§ **Work to be completed**:
Identify every line in the records below that contains the word "właściwościach", and reproduce each one.

§ **Task inputs**:
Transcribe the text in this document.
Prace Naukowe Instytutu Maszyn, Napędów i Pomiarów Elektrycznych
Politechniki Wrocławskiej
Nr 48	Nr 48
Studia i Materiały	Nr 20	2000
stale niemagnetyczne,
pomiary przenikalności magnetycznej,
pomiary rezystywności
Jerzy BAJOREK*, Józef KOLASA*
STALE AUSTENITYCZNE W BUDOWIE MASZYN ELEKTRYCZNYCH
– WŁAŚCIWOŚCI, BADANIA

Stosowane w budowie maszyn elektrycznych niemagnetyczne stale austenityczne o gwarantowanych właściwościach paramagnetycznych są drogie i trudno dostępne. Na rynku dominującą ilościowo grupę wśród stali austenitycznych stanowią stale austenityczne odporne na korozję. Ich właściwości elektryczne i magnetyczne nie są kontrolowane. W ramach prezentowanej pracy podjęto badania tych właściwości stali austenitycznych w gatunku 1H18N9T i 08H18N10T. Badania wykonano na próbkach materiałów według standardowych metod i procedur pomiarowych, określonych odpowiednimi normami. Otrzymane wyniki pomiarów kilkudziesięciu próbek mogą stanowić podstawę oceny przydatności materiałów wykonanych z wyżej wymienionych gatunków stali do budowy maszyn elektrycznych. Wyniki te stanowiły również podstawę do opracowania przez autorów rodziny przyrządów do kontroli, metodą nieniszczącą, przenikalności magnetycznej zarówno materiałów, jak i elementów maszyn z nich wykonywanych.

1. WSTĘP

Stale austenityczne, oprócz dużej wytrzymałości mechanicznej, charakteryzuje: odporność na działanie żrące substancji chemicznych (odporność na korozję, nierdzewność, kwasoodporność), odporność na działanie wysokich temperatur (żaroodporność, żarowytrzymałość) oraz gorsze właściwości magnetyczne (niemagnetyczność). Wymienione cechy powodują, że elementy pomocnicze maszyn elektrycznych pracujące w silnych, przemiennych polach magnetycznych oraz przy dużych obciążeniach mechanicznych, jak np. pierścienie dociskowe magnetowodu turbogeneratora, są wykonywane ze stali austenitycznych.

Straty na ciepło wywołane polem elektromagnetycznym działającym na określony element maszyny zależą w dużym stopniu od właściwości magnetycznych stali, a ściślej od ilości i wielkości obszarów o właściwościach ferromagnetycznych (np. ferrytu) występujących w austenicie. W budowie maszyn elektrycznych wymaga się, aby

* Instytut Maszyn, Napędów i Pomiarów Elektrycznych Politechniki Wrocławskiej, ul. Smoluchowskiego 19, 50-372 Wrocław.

§ **Solution for this exercise**:
Stosowane w budowie maszyn elektrycznych niemagnetyczne stale austenityczne o gwarantowanych właściwościach paramagnetycznych są drogie i trudno dostępne. Na rynku dominującą ilościowo grupę wśród stali austenitycznych stanowią stale austenityczne odporne na korozję. Ich właściwości elektryczne i magnetyczne nie są kontrolowane. W ramach prezentowanej pracy podjęto badania tych właściwości stali austenitycznych w gatunku 1H18N9T i 08H18N10T. Badania wykonano na próbkach materiałów według standardowych metod i procedur pomiarowych, określonych odpowiednimi normami. Otrzymane wyniki pomiarów kilkudziesięciu próbek mogą stanowić podstawę oceny przydatności materiałów wykonanych z wyżej wymienionych gatunków stali do budowy maszyn elektrycznych. Wyniki te stanowiły również podstawę do opracowania przez autorów rodziny przyrządów do kontroli, metodą nieniszczącą, przenikalności magnetycznej zarówno materiałów, jak i elementów maszyn z nich wykonywanych.
Straty na ciepło wywołane polem elektromagnetycznym działającym na określony element maszyny zależą w dużym stopniu od właściwości magnetycznych stali, a ściślej od ilości i wielkości obszarów o właściwościach ferromagnetycznych (np. ferrytu) występujących w austenicie. W budowie maszyn elektrycznych wymaga się, aby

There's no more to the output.